* begin *
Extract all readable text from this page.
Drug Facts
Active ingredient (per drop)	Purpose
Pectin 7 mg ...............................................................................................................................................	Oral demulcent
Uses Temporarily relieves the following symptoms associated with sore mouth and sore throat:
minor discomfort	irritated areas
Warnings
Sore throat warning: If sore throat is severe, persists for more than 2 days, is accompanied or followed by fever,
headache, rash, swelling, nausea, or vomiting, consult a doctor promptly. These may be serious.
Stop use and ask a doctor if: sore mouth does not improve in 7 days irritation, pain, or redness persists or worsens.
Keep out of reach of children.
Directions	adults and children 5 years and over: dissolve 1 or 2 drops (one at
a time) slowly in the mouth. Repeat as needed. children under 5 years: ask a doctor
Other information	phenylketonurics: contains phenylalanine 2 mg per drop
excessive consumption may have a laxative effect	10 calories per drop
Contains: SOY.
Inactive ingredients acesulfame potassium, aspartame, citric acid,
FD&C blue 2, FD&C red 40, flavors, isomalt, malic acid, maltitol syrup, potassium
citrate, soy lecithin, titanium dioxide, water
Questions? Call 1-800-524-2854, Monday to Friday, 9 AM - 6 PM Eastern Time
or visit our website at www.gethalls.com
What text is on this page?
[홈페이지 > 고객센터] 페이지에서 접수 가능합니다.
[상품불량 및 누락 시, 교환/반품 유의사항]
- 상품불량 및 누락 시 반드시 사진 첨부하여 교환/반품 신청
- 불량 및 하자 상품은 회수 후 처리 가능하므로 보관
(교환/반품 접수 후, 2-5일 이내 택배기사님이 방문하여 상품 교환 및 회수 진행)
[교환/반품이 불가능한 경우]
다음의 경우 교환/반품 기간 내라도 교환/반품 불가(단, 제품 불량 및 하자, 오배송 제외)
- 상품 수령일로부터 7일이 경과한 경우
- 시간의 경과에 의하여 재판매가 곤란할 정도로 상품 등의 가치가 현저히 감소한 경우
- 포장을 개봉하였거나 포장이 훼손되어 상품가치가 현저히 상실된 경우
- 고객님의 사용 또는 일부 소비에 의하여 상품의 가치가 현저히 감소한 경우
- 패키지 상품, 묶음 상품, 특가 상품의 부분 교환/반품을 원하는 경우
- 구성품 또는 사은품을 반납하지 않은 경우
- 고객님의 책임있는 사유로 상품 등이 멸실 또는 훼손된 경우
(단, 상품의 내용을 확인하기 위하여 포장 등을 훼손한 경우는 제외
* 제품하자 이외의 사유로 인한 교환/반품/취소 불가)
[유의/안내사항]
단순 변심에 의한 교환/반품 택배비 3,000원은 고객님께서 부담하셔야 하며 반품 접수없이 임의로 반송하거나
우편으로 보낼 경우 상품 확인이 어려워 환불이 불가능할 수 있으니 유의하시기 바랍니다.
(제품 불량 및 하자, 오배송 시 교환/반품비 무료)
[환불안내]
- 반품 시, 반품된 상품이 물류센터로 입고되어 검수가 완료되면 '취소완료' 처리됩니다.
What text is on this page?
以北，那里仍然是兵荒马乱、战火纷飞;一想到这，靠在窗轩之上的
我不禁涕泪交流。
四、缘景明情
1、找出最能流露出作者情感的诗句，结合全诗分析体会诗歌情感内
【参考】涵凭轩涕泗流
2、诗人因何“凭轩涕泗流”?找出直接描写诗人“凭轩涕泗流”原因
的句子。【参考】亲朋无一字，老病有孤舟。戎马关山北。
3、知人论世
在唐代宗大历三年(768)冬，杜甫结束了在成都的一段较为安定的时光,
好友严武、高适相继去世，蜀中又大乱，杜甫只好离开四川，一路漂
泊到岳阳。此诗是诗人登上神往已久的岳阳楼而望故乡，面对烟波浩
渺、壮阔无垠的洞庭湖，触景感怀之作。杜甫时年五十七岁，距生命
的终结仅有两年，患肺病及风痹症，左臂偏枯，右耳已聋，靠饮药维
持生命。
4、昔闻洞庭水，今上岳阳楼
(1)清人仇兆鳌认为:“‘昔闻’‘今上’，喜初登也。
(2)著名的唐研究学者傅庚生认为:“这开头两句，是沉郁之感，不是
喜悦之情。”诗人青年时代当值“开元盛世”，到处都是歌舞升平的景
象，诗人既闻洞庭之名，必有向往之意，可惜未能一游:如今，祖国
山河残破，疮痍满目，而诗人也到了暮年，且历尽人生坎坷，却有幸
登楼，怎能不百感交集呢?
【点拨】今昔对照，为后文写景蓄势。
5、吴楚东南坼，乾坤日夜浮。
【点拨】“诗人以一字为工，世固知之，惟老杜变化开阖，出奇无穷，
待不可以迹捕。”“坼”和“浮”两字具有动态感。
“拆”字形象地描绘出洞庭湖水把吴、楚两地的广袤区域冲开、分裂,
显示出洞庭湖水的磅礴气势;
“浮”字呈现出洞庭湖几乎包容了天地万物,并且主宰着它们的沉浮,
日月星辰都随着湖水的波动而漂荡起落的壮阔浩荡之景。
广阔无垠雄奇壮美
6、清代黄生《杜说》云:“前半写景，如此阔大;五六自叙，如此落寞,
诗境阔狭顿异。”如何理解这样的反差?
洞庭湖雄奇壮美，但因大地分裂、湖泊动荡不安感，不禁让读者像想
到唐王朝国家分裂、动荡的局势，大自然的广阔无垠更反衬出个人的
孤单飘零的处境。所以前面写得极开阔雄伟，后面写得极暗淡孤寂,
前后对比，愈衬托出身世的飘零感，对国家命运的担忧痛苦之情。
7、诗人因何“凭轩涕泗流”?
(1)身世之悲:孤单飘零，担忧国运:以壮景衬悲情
* end *
# INSTRUCTIONS FOR THE TASK:
Gather each line of the records holding the string "acid".

# RESULT OF THE TASK:
Inactive ingredients acesulfame potassium, aspartame, citric acid,
FD&C blue 2, FD&C red 40, flavors, isomalt, malic acid, maltitol syrup, potassium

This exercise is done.